Quoted passage:
2022-11-10 Thread Laura Atkins

> On 10 Nov 2022, at 13:17, Murray S. Kucherawy  wrote:
> 
> On Thu, Nov 10, 2022 at 12:54 PM Laura Atkins  > wrote:
> In many cases, the reason the mail isn’t going out through the signing domain 
> is because the signing domain’s anti-spam heuristics are good enough that the 
> sender couldn’t maintain an account there long enough to send out any volume 
> of email. That’s why the domain has a good reputation - because they block 
> spam off their network. This is a way to steal the good reputation from the 
> good ESP. 
> 
> Interesting.  Almost seems like "SPF against the signing domain" could be a 
> win, except for all the usual forwarding concerns.

Extracted data:
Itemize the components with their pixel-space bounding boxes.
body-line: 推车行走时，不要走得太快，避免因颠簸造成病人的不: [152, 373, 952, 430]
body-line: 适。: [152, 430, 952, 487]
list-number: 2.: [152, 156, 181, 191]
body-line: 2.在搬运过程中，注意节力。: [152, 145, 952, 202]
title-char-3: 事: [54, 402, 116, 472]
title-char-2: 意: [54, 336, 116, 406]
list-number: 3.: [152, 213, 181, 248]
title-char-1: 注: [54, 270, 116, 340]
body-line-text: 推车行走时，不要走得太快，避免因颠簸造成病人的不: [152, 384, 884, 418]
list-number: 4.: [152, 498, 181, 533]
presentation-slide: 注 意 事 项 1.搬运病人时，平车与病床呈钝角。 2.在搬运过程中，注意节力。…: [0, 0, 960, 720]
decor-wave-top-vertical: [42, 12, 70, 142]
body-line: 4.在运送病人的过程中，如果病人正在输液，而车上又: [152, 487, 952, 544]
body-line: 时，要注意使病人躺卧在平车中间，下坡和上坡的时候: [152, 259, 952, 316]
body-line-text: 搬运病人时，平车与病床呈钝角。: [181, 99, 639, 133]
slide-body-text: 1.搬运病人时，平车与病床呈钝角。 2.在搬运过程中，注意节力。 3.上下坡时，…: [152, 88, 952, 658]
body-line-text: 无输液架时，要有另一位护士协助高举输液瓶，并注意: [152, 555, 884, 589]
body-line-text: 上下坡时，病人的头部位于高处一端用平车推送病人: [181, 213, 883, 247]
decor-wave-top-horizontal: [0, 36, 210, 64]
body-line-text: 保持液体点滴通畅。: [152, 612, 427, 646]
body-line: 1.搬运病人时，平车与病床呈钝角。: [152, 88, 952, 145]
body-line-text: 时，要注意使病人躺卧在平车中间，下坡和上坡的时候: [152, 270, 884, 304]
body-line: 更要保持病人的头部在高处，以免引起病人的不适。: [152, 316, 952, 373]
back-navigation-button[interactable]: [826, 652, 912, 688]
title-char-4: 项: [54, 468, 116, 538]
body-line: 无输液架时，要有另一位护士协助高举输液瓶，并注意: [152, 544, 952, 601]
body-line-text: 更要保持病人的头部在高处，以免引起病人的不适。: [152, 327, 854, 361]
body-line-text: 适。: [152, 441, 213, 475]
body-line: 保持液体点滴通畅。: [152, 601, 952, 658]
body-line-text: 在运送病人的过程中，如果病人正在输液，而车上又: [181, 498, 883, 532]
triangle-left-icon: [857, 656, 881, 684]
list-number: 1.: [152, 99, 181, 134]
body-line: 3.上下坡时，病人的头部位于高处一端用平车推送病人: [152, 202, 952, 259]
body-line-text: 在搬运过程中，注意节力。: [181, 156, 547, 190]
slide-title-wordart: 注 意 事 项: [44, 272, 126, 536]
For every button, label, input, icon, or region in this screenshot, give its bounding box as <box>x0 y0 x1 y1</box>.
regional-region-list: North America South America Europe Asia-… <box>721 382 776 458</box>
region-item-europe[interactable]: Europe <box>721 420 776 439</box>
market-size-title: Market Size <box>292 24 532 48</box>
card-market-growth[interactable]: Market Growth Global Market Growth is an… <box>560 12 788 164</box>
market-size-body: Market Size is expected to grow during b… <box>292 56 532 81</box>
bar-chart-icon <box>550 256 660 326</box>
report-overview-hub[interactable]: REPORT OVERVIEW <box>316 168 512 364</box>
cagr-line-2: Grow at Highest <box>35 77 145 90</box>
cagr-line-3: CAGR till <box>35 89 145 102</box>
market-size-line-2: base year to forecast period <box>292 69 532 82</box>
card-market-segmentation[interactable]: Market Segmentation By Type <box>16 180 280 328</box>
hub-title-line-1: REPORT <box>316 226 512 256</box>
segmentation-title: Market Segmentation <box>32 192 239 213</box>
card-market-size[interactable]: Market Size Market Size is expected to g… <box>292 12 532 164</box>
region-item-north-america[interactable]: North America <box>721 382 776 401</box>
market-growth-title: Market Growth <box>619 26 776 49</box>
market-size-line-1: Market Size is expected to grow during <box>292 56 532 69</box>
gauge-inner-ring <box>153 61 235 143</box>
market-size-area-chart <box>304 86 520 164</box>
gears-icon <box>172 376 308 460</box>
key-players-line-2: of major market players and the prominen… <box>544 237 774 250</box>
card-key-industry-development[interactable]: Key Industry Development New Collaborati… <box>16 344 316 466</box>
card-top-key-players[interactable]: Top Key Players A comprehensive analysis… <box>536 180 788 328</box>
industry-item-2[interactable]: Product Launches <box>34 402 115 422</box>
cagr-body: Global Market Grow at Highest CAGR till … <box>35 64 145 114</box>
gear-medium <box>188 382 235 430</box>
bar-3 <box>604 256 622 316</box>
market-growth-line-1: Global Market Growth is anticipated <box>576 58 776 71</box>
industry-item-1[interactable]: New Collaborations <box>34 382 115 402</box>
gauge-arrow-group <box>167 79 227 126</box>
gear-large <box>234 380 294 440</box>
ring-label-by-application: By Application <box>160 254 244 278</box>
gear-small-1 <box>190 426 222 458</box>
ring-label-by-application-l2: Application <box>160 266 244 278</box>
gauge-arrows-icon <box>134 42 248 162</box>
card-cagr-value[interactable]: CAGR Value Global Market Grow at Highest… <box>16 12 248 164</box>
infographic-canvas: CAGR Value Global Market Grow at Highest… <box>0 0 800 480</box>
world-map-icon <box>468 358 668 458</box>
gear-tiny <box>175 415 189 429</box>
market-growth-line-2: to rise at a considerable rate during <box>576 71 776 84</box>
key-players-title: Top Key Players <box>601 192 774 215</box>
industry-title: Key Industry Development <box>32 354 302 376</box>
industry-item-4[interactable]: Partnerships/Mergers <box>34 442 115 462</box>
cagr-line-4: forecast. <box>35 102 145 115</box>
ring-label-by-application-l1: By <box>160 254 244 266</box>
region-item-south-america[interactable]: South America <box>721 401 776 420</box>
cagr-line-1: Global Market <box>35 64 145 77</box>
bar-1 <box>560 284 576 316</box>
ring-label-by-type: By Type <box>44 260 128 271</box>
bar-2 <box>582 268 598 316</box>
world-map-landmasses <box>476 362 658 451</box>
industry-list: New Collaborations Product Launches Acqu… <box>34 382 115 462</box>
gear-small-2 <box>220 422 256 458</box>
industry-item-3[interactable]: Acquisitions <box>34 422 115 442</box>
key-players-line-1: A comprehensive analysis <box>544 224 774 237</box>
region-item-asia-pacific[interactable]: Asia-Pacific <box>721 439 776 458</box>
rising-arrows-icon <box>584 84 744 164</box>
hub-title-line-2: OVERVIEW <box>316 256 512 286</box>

Stated goal A: Which dates appear in the email thread about signing domains? Give each one in the form the thread uses.
Stated goal B: Can you write the next part of the email thread about signing domains, picking up after its last line?
The rows are separate material and have nothing to do with the email thread about signing domains.

Written response A: 2022-11-10; 10 Nov 2022; Thu, Nov 10, 2022

Written response B:
I think a lot of it is being blocked and the receiving orgs are aware it’s 
happening and the replays are not contributing that much to the actual 
reputation of the originating domain. Certainly, what I’m hearing from the 
folks who are being used as the signer for the replay is they’re not seeing a 
whole lot of impact on delivery and reputation. 

> 2) The messages often have two different To: lines
> 
> This violates RFC 5322, so it would be easy to filter these out, except that 
> we would need to know how common and tolerated this is today among legitimate 
> messages.

Yup. I believe replay attacks are one of the things driving the current 
increase in ’this message violates the RFCs, fix your stuff and try again 
later’ rejections by the big mailbox providers.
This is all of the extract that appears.